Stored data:
● ● ● ● ●
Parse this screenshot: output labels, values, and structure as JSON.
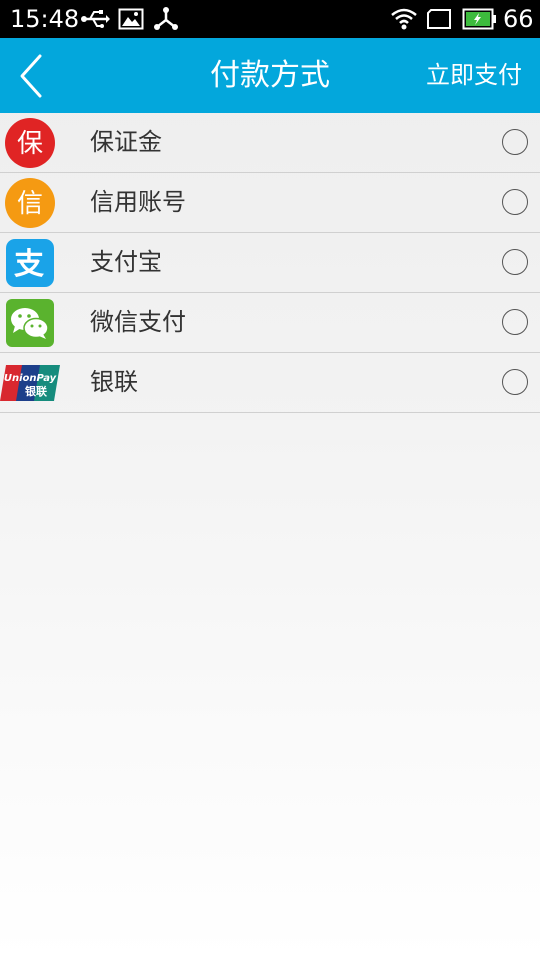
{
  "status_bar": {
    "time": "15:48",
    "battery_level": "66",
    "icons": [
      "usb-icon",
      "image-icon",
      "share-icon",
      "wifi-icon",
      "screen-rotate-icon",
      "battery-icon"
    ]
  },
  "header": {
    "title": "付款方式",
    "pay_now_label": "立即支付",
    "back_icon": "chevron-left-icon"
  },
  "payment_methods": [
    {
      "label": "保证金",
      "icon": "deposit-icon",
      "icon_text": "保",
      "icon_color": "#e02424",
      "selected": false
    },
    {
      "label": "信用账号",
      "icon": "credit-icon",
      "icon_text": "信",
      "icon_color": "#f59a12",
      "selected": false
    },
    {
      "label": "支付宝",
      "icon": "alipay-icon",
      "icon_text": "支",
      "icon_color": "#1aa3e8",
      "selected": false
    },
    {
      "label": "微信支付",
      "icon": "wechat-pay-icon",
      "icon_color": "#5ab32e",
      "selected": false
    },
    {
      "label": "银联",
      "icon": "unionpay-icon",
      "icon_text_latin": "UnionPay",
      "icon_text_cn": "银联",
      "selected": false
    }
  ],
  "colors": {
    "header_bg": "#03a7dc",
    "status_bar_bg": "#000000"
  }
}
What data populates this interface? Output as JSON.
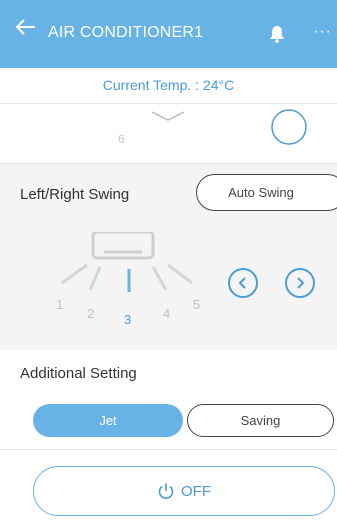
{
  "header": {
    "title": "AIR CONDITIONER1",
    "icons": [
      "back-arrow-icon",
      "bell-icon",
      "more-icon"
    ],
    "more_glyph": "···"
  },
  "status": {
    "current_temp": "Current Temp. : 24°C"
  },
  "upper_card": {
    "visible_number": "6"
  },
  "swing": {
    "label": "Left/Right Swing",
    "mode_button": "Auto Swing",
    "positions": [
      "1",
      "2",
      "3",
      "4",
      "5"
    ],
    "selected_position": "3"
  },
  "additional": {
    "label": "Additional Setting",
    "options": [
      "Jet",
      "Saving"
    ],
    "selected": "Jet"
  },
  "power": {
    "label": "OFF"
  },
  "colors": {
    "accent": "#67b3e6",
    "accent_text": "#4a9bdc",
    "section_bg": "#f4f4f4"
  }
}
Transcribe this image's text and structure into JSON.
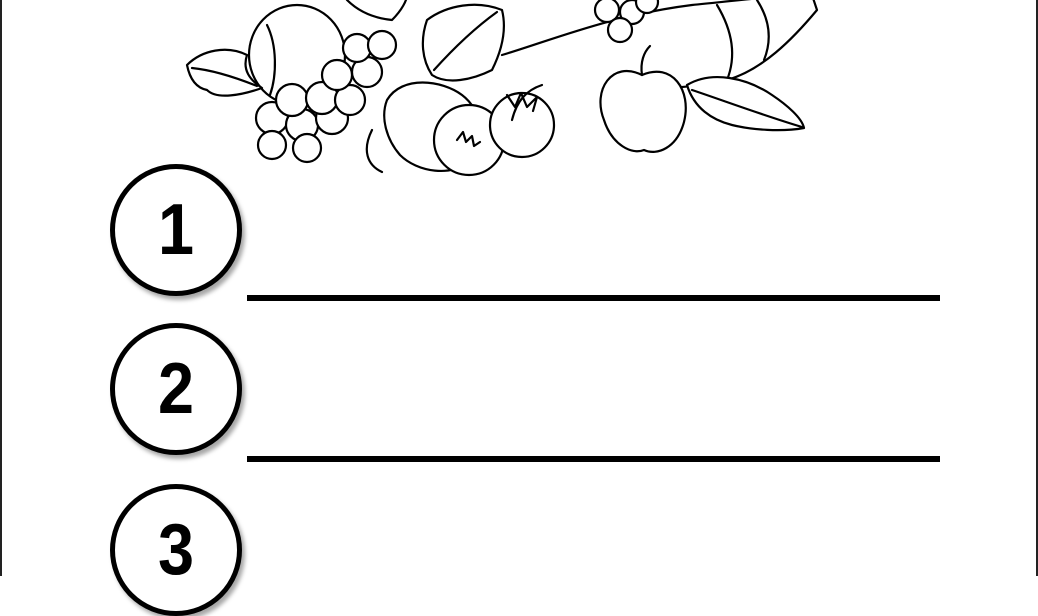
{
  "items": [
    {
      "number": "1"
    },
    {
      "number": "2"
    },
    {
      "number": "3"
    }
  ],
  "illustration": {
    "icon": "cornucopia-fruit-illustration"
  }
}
● ● ● ● ●
**Directive**. Quote the data above in full and without alteration; skip the pictures.

**Complete output**.
Parse this screenshot: output labels, values, and structure as JSON.
{
  "status_bar": {
    "time": "15:48",
    "battery_level": "66",
    "icons": [
      "usb-icon",
      "image-icon",
      "share-icon",
      "wifi-icon",
      "screen-rotate-icon",
      "battery-icon"
    ]
  },
  "header": {
    "title": "付款方式",
    "pay_now_label": "立即支付",
    "back_icon": "chevron-left-icon"
  },
  "payment_methods": [
    {
      "label": "保证金",
      "icon": "deposit-icon",
      "icon_text": "保",
      "icon_color": "#e02424",
      "selected": false
    },
    {
      "label": "信用账号",
      "icon": "credit-icon",
      "icon_text": "信",
      "icon_color": "#f59a12",
      "selected": false
    },
    {
      "label": "支付宝",
      "icon": "alipay-icon",
      "icon_text": "支",
      "icon_color": "#1aa3e8",
      "selected": false
    },
    {
      "label": "微信支付",
      "icon": "wechat-pay-icon",
      "icon_color": "#5ab32e",
      "selected": false
    },
    {
      "label": "银联",
      "icon": "unionpay-icon",
      "icon_text_latin": "UnionPay",
      "icon_text_cn": "银联",
      "selected": false
    }
  ],
  "colors": {
    "header_bg": "#03a7dc",
    "status_bar_bg": "#000000"
  }
}
What data populates this interface? Output as JSON.
{
  "header": {
    "title": "AIR CONDITIONER1",
    "icons": [
      "back-arrow-icon",
      "bell-icon",
      "more-icon"
    ],
    "more_glyph": "···"
  },
  "status": {
    "current_temp": "Current Temp. : 24°C"
  },
  "upper_card": {
    "visible_number": "6"
  },
  "swing": {
    "label": "Left/Right Swing",
    "mode_button": "Auto Swing",
    "positions": [
      "1",
      "2",
      "3",
      "4",
      "5"
    ],
    "selected_position": "3"
  },
  "additional": {
    "label": "Additional Setting",
    "options": [
      "Jet",
      "Saving"
    ],
    "selected": "Jet"
  },
  "power": {
    "label": "OFF"
  },
  "colors": {
    "accent": "#67b3e6",
    "accent_text": "#4a9bdc",
    "section_bg": "#f4f4f4"
  }
}
Transcribe this image's text and structure into JSON.
{
  "items": [
    {
      "number": "1"
    },
    {
      "number": "2"
    },
    {
      "number": "3"
    }
  ],
  "illustration": {
    "icon": "cornucopia-fruit-illustration"
  }
}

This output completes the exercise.